===== Data for the task =====

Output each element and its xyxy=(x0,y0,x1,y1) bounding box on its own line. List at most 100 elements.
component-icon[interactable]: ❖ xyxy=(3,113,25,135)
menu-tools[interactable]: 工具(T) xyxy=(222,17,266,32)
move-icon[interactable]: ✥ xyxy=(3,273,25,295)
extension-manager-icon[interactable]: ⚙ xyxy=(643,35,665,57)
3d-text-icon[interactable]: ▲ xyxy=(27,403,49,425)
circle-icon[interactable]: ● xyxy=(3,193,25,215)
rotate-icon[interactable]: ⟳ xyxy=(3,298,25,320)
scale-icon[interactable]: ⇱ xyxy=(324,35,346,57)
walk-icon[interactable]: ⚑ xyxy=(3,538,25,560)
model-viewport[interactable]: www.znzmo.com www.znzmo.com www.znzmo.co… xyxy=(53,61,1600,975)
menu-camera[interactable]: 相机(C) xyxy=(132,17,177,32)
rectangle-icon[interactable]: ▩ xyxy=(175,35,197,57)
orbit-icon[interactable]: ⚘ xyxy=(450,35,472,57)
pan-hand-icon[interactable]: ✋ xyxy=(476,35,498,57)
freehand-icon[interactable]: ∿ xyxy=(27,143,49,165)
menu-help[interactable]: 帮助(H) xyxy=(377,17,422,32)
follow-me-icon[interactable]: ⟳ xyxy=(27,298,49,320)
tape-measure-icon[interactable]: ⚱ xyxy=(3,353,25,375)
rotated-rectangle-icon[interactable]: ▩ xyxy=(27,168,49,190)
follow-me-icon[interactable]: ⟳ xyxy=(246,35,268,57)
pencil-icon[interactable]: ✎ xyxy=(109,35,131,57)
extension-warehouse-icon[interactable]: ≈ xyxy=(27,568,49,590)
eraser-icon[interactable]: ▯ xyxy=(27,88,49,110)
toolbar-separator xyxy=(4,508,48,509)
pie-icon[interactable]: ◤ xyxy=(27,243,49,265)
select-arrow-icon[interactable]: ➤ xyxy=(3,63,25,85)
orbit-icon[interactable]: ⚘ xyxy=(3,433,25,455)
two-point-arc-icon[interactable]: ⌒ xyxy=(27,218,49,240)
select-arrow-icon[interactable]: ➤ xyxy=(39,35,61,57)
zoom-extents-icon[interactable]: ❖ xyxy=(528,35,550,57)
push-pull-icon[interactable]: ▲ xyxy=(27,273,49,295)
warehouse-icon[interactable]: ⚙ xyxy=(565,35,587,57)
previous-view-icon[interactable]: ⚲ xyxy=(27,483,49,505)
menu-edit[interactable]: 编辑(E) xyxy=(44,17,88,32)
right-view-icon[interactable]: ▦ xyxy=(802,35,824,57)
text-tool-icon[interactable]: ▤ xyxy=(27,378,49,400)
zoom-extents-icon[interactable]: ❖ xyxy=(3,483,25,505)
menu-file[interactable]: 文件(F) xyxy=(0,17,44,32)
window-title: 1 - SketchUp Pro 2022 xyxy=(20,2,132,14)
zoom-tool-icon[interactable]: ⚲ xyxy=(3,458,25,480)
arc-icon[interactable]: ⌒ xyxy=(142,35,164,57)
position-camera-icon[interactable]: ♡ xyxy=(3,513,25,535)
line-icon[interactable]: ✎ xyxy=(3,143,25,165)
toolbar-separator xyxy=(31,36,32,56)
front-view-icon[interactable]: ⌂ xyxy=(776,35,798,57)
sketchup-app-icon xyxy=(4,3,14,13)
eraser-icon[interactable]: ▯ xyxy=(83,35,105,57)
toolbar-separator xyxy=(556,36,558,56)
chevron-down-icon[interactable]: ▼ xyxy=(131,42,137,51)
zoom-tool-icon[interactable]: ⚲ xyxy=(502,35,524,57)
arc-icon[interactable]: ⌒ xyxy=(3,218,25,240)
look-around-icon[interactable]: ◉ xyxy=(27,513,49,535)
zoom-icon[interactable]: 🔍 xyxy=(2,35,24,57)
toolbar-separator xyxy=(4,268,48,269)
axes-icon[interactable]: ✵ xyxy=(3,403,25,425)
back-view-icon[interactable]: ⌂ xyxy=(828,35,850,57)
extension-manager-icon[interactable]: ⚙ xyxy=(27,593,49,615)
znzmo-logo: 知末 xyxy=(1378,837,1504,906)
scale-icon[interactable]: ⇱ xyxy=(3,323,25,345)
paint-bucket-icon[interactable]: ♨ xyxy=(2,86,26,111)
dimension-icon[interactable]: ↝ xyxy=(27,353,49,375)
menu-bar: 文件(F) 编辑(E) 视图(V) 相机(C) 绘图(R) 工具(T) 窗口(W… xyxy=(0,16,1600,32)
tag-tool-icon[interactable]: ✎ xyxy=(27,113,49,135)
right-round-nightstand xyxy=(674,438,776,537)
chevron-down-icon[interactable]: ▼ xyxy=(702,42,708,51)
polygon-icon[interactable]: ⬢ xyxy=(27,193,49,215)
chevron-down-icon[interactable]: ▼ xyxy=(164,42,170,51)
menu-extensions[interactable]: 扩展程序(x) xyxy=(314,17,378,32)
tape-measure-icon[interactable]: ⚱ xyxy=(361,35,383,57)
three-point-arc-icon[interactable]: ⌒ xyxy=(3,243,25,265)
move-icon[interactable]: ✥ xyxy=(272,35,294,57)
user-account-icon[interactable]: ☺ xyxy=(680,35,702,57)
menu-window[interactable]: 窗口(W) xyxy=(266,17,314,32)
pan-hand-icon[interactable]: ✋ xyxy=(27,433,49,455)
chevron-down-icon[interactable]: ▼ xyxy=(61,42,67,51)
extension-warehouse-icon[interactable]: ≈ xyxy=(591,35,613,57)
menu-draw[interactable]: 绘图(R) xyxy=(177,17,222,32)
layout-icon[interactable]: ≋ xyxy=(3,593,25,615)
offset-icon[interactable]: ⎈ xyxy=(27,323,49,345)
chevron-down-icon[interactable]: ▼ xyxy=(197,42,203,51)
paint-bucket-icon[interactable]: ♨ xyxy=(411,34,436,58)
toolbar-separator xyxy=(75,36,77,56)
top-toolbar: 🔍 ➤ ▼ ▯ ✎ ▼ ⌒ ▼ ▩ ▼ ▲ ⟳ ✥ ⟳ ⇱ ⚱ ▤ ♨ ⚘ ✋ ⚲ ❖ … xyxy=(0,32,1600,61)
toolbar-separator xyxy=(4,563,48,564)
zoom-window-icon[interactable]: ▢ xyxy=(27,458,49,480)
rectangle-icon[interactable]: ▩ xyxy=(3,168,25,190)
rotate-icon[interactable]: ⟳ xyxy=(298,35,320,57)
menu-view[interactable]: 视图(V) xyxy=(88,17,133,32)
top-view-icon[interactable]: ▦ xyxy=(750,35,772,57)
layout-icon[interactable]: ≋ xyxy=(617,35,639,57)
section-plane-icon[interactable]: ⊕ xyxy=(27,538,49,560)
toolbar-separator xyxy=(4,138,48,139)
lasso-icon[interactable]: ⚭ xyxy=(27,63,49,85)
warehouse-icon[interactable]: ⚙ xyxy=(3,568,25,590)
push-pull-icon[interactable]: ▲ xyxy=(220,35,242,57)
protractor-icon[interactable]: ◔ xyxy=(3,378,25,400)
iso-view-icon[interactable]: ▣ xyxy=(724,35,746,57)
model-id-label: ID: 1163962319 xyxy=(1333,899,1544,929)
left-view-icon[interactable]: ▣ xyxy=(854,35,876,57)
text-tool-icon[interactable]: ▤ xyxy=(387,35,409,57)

=====

Goal
Lay out every line of the records above as a Markdown table with the columns No. and Line, skipping blank lines.

Exercise answer
| No. | Line |
|---|---|
| 1 | Output each element and its xyxy=(x0,y0,x1,y1) bounding box on its own line. List at most 100 elements. |
| 2 | component-icon[interactable]: ❖ xyxy=(3,113,25,135) |
| 3 | menu-tools[interactable]: 工具(T) xyxy=(222,17,266,32) |
| 4 | move-icon[interactable]: ✥ xyxy=(3,273,25,295) |
| 5 | extension-manager-icon[interactable]: ⚙ xyxy=(643,35,665,57) |
| 6 | 3d-text-icon[interactable]: ▲ xyxy=(27,403,49,425) |
| 7 | circle-icon[interactable]: ● xyxy=(3,193,25,215) |
| 8 | rotate-icon[interactable]: ⟳ xyxy=(3,298,25,320) |
| 9 | scale-icon[interactable]: ⇱ xyxy=(324,35,346,57) |
| 10 | walk-icon[interactable]: ⚑ xyxy=(3,538,25,560) |
| 11 | model-viewport[interactable]: www.znzmo.com www.znzmo.com www.znzmo.co… xyxy=(53,61,1600,975) |
| 12 | menu-camera[interactable]: 相机(C) xyxy=(132,17,177,32) |
| 13 | rectangle-icon[interactable]: ▩ xyxy=(175,35,197,57) |
| 14 | orbit-icon[interactable]: ⚘ xyxy=(450,35,472,57) |
| 15 | pan-hand-icon[interactable]: ✋ xyxy=(476,35,498,57) |
| 16 | freehand-icon[interactable]: ∿ xyxy=(27,143,49,165) |
| 17 | menu-help[interactable]: 帮助(H) xyxy=(377,17,422,32) |
| 18 | follow-me-icon[interactable]: ⟳ xyxy=(27,298,49,320) |
| 19 | tape-measure-icon[interactable]: ⚱ xyxy=(3,353,25,375) |
| 20 | rotated-rectangle-icon[interactable]: ▩ xyxy=(27,168,49,190) |
| 21 | follow-me-icon[interactable]: ⟳ xyxy=(246,35,268,57) |
| 22 | pencil-icon[interactable]: ✎ xyxy=(109,35,131,57) |
| 23 | extension-warehouse-icon[interactable]: ≈ xyxy=(27,568,49,590) |
| 24 | eraser-icon[interactable]: ▯ xyxy=(27,88,49,110) |
| 25 | toolbar-separator xyxy=(4,508,48,509) |
| 26 | pie-icon[interactable]: ◤ xyxy=(27,243,49,265) |
| 27 | select-arrow-icon[interactable]: ➤ xyxy=(3,63,25,85) |
| 28 | orbit-icon[interactable]: ⚘ xyxy=(3,433,25,455) |
| 29 | two-point-arc-icon[interactable]: ⌒ xyxy=(27,218,49,240) |
| 30 | select-arrow-icon[interactable]: ➤ xyxy=(39,35,61,57) |
| 31 | zoom-extents-icon[interactable]: ❖ xyxy=(528,35,550,57) |
| 32 | push-pull-icon[interactable]: ▲ xyxy=(27,273,49,295) |
| 33 | warehouse-icon[interactable]: ⚙ xyxy=(565,35,587,57) |
| 34 | previous-view-icon[interactable]: ⚲ xyxy=(27,483,49,505) |
| 35 | menu-edit[interactable]: 编辑(E) xyxy=(44,17,88,32) |
| 36 | right-view-icon[interactable]: ▦ xyxy=(802,35,824,57) |
| 37 | text-tool-icon[interactable]: ▤ xyxy=(27,378,49,400) |
| 38 | zoom-extents-icon[interactable]: ❖ xyxy=(3,483,25,505) |
| 39 | menu-file[interactable]: 文件(F) xyxy=(0,17,44,32) |
| 40 | window-title: 1 - SketchUp Pro 2022 xyxy=(20,2,132,14) |
| 41 | zoom-tool-icon[interactable]: ⚲ xyxy=(3,458,25,480) |
| 42 | arc-icon[interactable]: ⌒ xyxy=(142,35,164,57) |
| 43 | position-camera-icon[interactable]: ♡ xyxy=(3,513,25,535) |
| 44 | line-icon[interactable]: ✎ xyxy=(3,143,25,165) |
| 45 | toolbar-separator xyxy=(31,36,32,56) |
| 46 | front-view-icon[interactable]: ⌂ xyxy=(776,35,798,57) |
| 47 | sketchup-app-icon xyxy=(4,3,14,13) |
| 48 | eraser-icon[interactable]: ▯ xyxy=(83,35,105,57) |
| 49 | toolbar-separator xyxy=(556,36,558,56) |
| 50 | chevron-down-icon[interactable]: ▼ xyxy=(131,42,137,51) |
| 51 | zoom-tool-icon[interactable]: ⚲ xyxy=(502,35,524,57) |
| 52 | arc-icon[interactable]: ⌒ xyxy=(3,218,25,240) |
| 53 | look-around-icon[interactable]: ◉ xyxy=(27,513,49,535) |
| 54 | zoom-icon[interactable]: 🔍 xyxy=(2,35,24,57) |
| 55 | toolbar-separator xyxy=(4,268,48,269) |
| 56 | axes-icon[interactable]: ✵ xyxy=(3,403,25,425) |
| 57 | back-view-icon[interactable]: ⌂ xyxy=(828,35,850,57) |
| 58 | extension-manager-icon[interactable]: ⚙ xyxy=(27,593,49,615) |
| 59 | znzmo-logo: 知末 xyxy=(1378,837,1504,906) |
| 60 | scale-icon[interactable]: ⇱ xyxy=(3,323,25,345) |
| 61 | paint-bucket-icon[interactable]: ♨ xyxy=(2,86,26,111) |
| 62 | dimension-icon[interactable]: ↝ xyxy=(27,353,49,375) |
| 63 | menu-bar: 文件(F) 编辑(E) 视图(V) 相机(C) 绘图(R) 工具(T) 窗口(W… xyxy=(0,16,1600,32) |
| 64 | tag-tool-icon[interactable]: ✎ xyxy=(27,113,49,135) |
| 65 | right-round-nightstand xyxy=(674,438,776,537) |
| 66 | chevron-down-icon[interactable]: ▼ xyxy=(702,42,708,51) |
| 67 | polygon-icon[interactable]: ⬢ xyxy=(27,193,49,215) |
| 68 | chevron-down-icon[interactable]: ▼ xyxy=(164,42,170,51) |
| 69 | menu-extensions[interactable]: 扩展程序(x) xyxy=(314,17,378,32) |
| 70 | tape-measure-icon[interactable]: ⚱ xyxy=(361,35,383,57) |
| 71 | three-point-arc-icon[interactable]: ⌒ xyxy=(3,243,25,265) |
| 72 | move-icon[interactable]: ✥ xyxy=(272,35,294,57) |
| 73 | user-account-icon[interactable]: ☺ xyxy=(680,35,702,57) |
| 74 | menu-window[interactable]: 窗口(W) xyxy=(266,17,314,32) |
| 75 | pan-hand-icon[interactable]: ✋ xyxy=(27,433,49,455) |
| 76 | chevron-down-icon[interactable]: ▼ xyxy=(61,42,67,51) |
| 77 | extension-warehouse-icon[interactable]: ≈ xyxy=(591,35,613,57) |
| 78 | menu-draw[interactable]: 绘图(R) xyxy=(177,17,222,32) |
| 79 | layout-icon[interactable]: ≋ xyxy=(3,593,25,615) |
| 80 | offset-icon[interactable]: ⎈ xyxy=(27,323,49,345) |
| 81 | chevron-down-icon[interactable]: ▼ xyxy=(197,42,203,51) |
| 82 | paint-bucket-icon[interactable]: ♨ xyxy=(411,34,436,58) |
| 83 | toolbar-separator xyxy=(75,36,77,56) |
| 84 | top-toolbar: 🔍 ➤ ▼ ▯ ✎ ▼ ⌒ ▼ ▩ ▼ ▲ ⟳ ✥ ⟳ ⇱ ⚱ ▤ ♨ ⚘ ✋ ⚲ ❖ … xyxy=(0,32,1600,61) |
| 85 | toolbar-separator xyxy=(4,563,48,564) |
| 86 | zoom-window-icon[interactable]: ▢ xyxy=(27,458,49,480) |
| 87 | rectangle-icon[interactable]: ▩ xyxy=(3,168,25,190) |
| 88 | rotate-icon[interactable]: ⟳ xyxy=(298,35,320,57) |
| 89 | menu-view[interactable]: 视图(V) xyxy=(88,17,133,32) |
| 90 | top-view-icon[interactable]: ▦ xyxy=(750,35,772,57) |
| 91 | layout-icon[interactable]: ≋ xyxy=(617,35,639,57) |
| 92 | section-plane-icon[interactable]: ⊕ xyxy=(27,538,49,560) |
| 93 | toolbar-separator xyxy=(4,138,48,139) |
| 94 | lasso-icon[interactable]: ⚭ xyxy=(27,63,49,85) |
| 95 | warehouse-icon[interactable]: ⚙ xyxy=(3,568,25,590) |
| 96 | push-pull-icon[interactable]: ▲ xyxy=(220,35,242,57) |
| 97 | protractor-icon[interactable]: ◔ xyxy=(3,378,25,400) |
| 98 | iso-view-icon[interactable]: ▣ xyxy=(724,35,746,57) |
| 99 | model-id-label: ID: 1163962319 xyxy=(1333,899,1544,929) |
| 100 | left-view-icon[interactable]: ▣ xyxy=(854,35,876,57) |
| 101 | text-tool-icon[interactable]: ▤ xyxy=(387,35,409,57) |